Given task: Set down the material below word for word, excluding the pictures.

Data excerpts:
<<<<
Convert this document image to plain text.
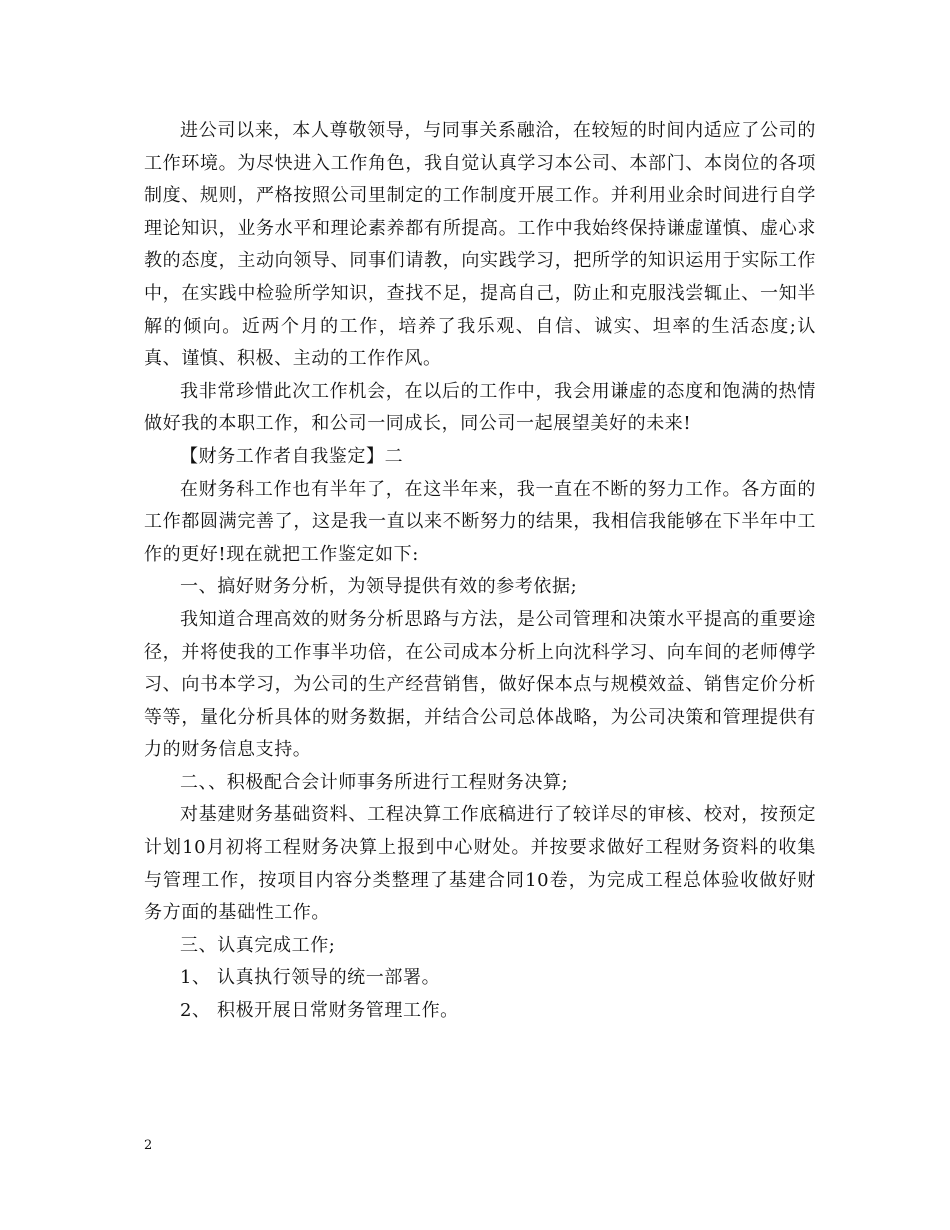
进公司以来，本人尊敬领导，与同事关系融洽，在较短的时间内适应了公司的工作环境。为尽快进入工作角色，我自觉认真学习本公司、本部门、本岗位的各项制度、规则，严格按照公司里制定的工作制度开展工作。并利用业余时间进行自学理论知识，业务水平和理论素养都有所提高。工作中我始终保持谦虚谨慎、虚心求教的态度，主动向领导、同事们请教，向实践学习，把所学的知识运用于实际工作中，在实践中检验所学知识，查找不足，提高自己，防止和克服浅尝辄止、一知半解的倾向。近两个月的工作，培养了我乐观、自信、诚实、坦率的生活态度;认真、谨慎、积极、主动的工作作风。

我非常珍惜此次工作机会，在以后的工作中，我会用谦虚的态度和饱满的热情做好我的本职工作，和公司一同成长，同公司一起展望美好的未来!

【财务工作者自我鉴定】二

在财务科工作也有半年了，在这半年来，我一直在不断的努力工作。各方面的工作都圆满完善了，这是我一直以来不断努力的结果，我相信我能够在下半年中工作的更好!现在就把工作鉴定如下:

一、搞好财务分析，为领导提供有效的参考依据;

我知道合理高效的财务分析思路与方法，是公司管理和决策水平提高的重要途径，并将使我的工作事半功倍，在公司成本分析上向沈科学习、向车间的老师傅学习、向书本学习，为公司的生产经营销售，做好保本点与规模效益、销售定价分析等等，量化分析具体的财务数据，并结合公司总体战略，为公司决策和管理提供有力的财务信息支持。

二、、积极配合会计师事务所进行工程财务决算;

对基建财务基础资料、工程决算工作底稿进行了较详尽的审核、校对，按预定计划10月初将工程财务决算上报到中心财处。并按要求做好工程财务资料的收集与管理工作，按项目内容分类整理了基建合同10卷，为完成工程总体验收做好财务方面的基础性工作。

三、认真完成工作;

1、 认真执行领导的统一部署。

2、 积极开展日常财务管理工作。

2
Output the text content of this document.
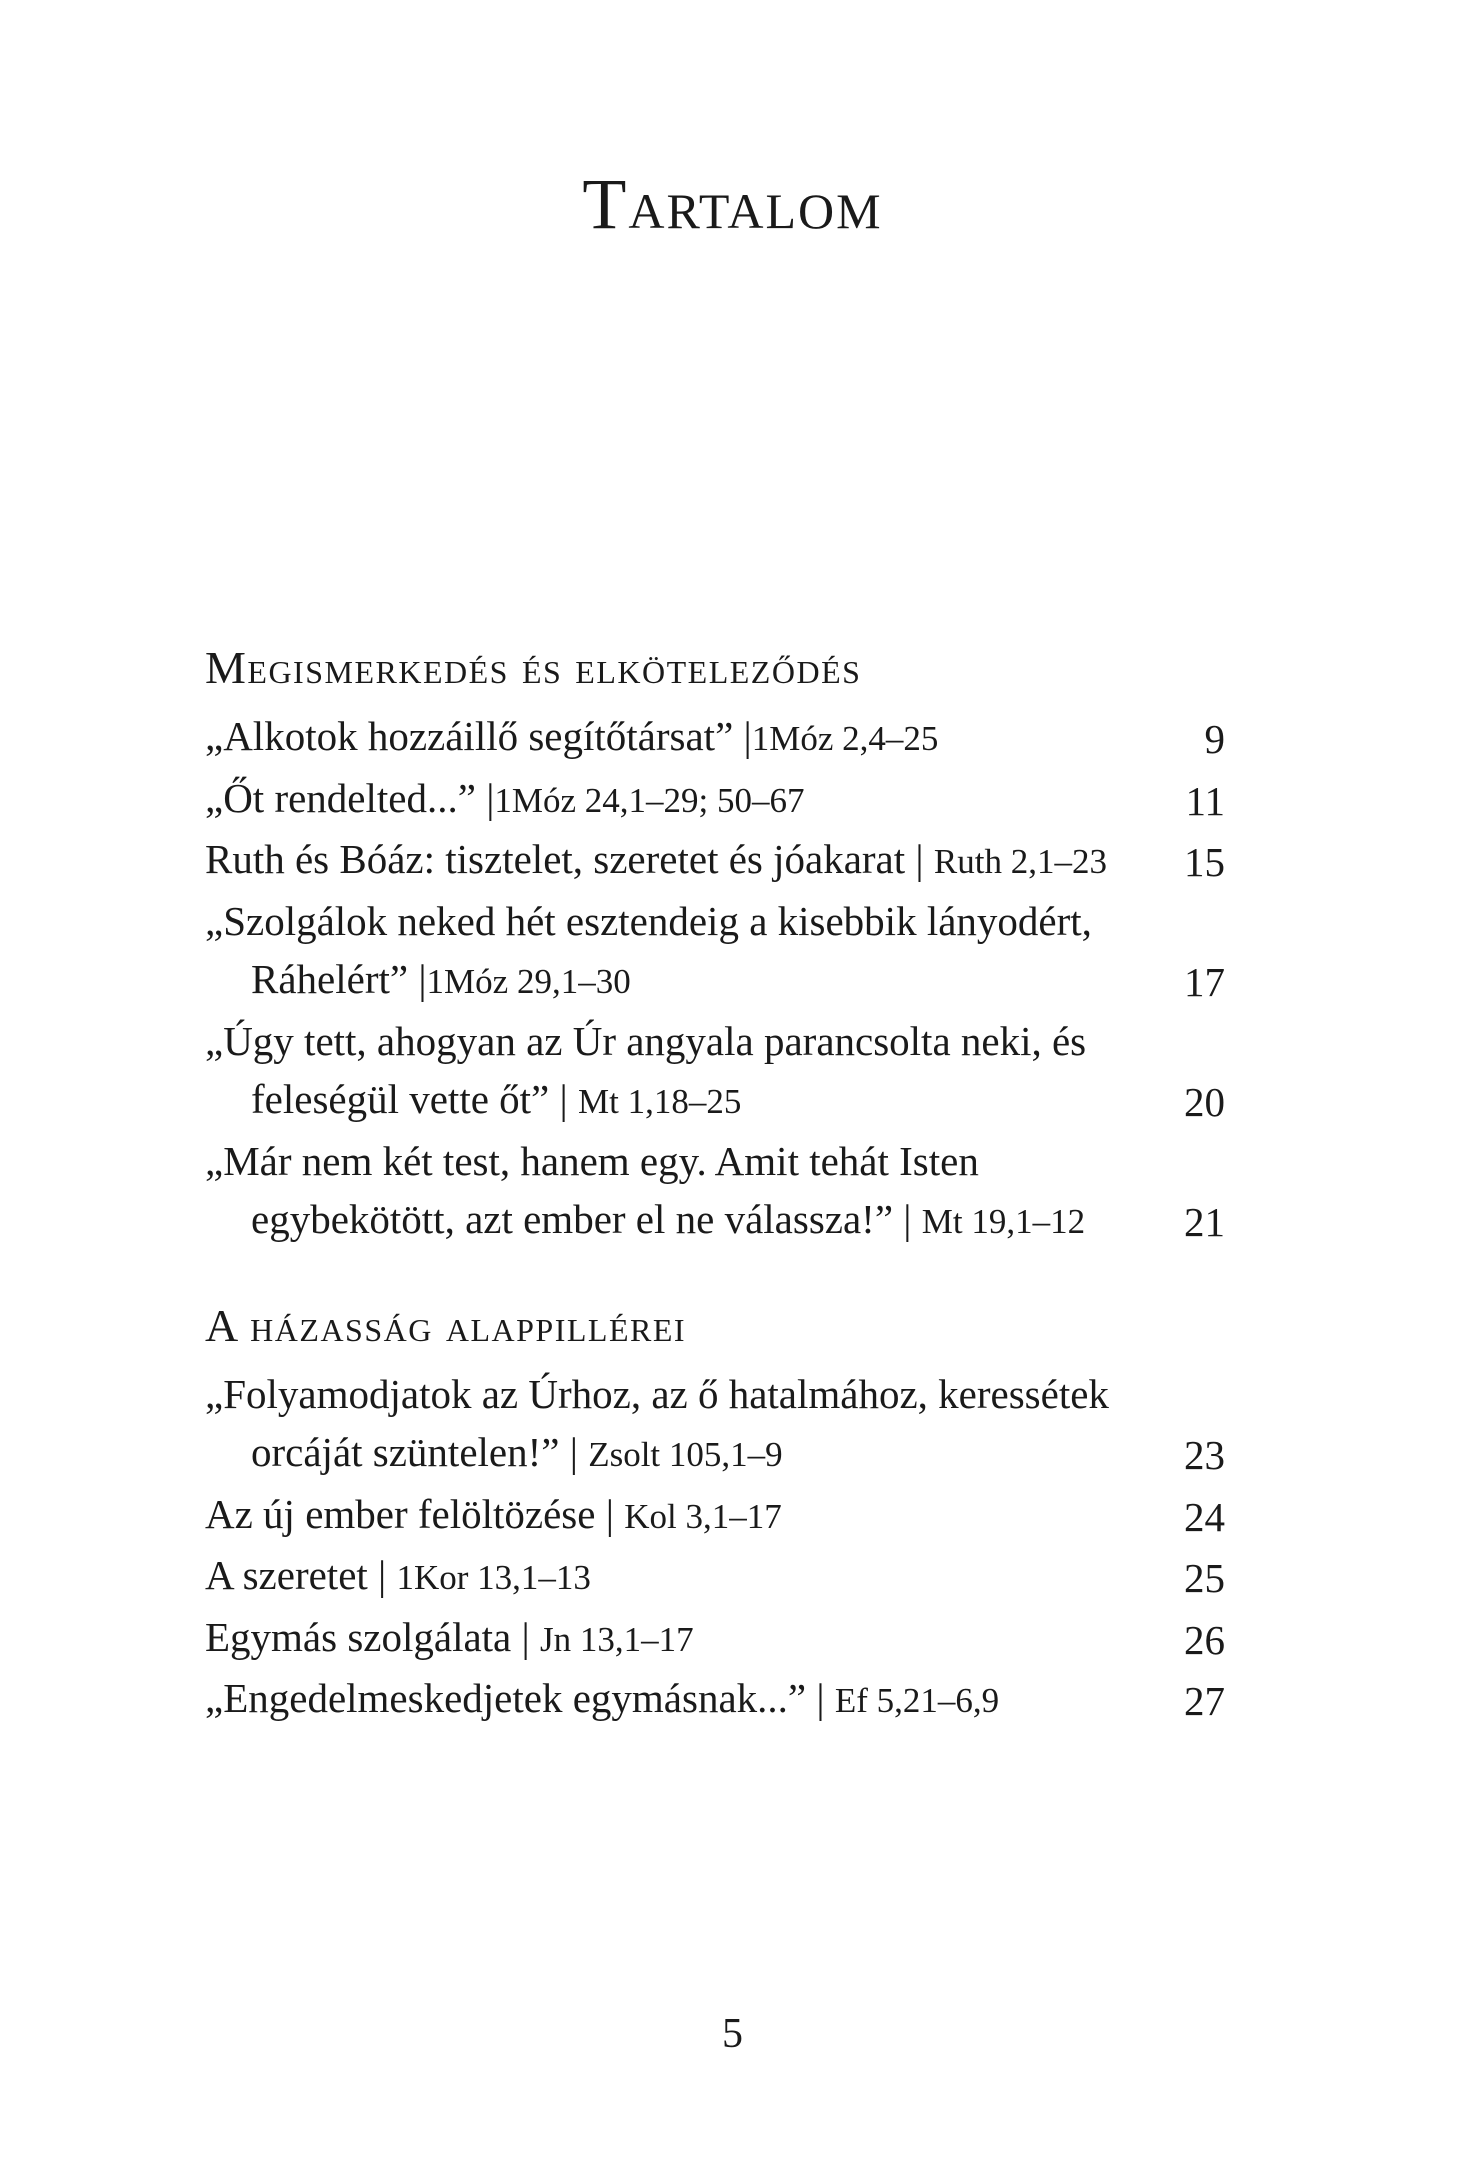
Tartalom
Megismerkedés és elköteleződés
„Alkotok hozzáillő segítőtársat” |1Móz 2,4–25	9
„Őt rendelted...” |1Móz 24,1–29; 50–67	11
Ruth és Bóáz: tisztelet, szeretet és jóakarat | Ruth 2,1–23	15
„Szolgálok neked hét esztendeig a kisebbik lányodért, Ráhelért” |1Móz 29,1–30	17
„Úgy tett, ahogyan az Úr angyala parancsolta neki, és feleségül vette őt” | Mt 1,18–25	20
„Már nem két test, hanem egy. Amit tehát Isten egybekötött, azt ember el ne válassza!” | Mt 19,1–12	21
A házasság alappillérei
„Folyamodjatok az Úrhoz, az ő hatalmához, keressétek orcáját szüntelen!” | Zsolt 105,1–9	23
Az új ember felöltözése | Kol 3,1–17	24
A szeretet | 1Kor 13,1–13	25
Egymás szolgálata | Jn 13,1–17	26
„Engedelmeskedjetek egymásnak...” | Ef 5,21–6,9	27
5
>>>>
The completed task:
Convert this document image to plain text.
进公司以来，本人尊敬领导，与同事关系融洽，在较短的时间内适应了公司的工作环境。为尽快进入工作角色，我自觉认真学习本公司、本部门、本岗位的各项制度、规则，严格按照公司里制定的工作制度开展工作。并利用业余时间进行自学理论知识，业务水平和理论素养都有所提高。工作中我始终保持谦虚谨慎、虚心求教的态度，主动向领导、同事们请教，向实践学习，把所学的知识运用于实际工作中，在实践中检验所学知识，查找不足，提高自己，防止和克服浅尝辄止、一知半解的倾向。近两个月的工作，培养了我乐观、自信、诚实、坦率的生活态度;认真、谨慎、积极、主动的工作作风。

我非常珍惜此次工作机会，在以后的工作中，我会用谦虚的态度和饱满的热情做好我的本职工作，和公司一同成长，同公司一起展望美好的未来!

【财务工作者自我鉴定】二

在财务科工作也有半年了，在这半年来，我一直在不断的努力工作。各方面的工作都圆满完善了，这是我一直以来不断努力的结果，我相信我能够在下半年中工作的更好!现在就把工作鉴定如下:

一、搞好财务分析，为领导提供有效的参考依据;

我知道合理高效的财务分析思路与方法，是公司管理和决策水平提高的重要途径，并将使我的工作事半功倍，在公司成本分析上向沈科学习、向车间的老师傅学习、向书本学习，为公司的生产经营销售，做好保本点与规模效益、销售定价分析等等，量化分析具体的财务数据，并结合公司总体战略，为公司决策和管理提供有力的财务信息支持。

二、、积极配合会计师事务所进行工程财务决算;

对基建财务基础资料、工程决算工作底稿进行了较详尽的审核、校对，按预定计划10月初将工程财务决算上报到中心财处。并按要求做好工程财务资料的收集与管理工作，按项目内容分类整理了基建合同10卷，为完成工程总体验收做好财务方面的基础性工作。

三、认真完成工作;

1、 认真执行领导的统一部署。

2、 积极开展日常财务管理工作。

2
Output the text content of this document.
Tartalom
Megismerkedés és elköteleződés
„Alkotok hozzáillő segítőtársat” |1Móz 2,4–25	9
„Őt rendelted...” |1Móz 24,1–29; 50–67	11
Ruth és Bóáz: tisztelet, szeretet és jóakarat | Ruth 2,1–23	15
„Szolgálok neked hét esztendeig a kisebbik lányodért, Ráhelért” |1Móz 29,1–30	17
„Úgy tett, ahogyan az Úr angyala parancsolta neki, és feleségül vette őt” | Mt 1,18–25	20
„Már nem két test, hanem egy. Amit tehát Isten egybekötött, azt ember el ne válassza!” | Mt 19,1–12	21
A házasság alappillérei
„Folyamodjatok az Úrhoz, az ő hatalmához, keressétek orcáját szüntelen!” | Zsolt 105,1–9	23
Az új ember felöltözése | Kol 3,1–17	24
A szeretet | 1Kor 13,1–13	25
Egymás szolgálata | Jn 13,1–17	26
„Engedelmeskedjetek egymásnak...” | Ef 5,21–6,9	27
5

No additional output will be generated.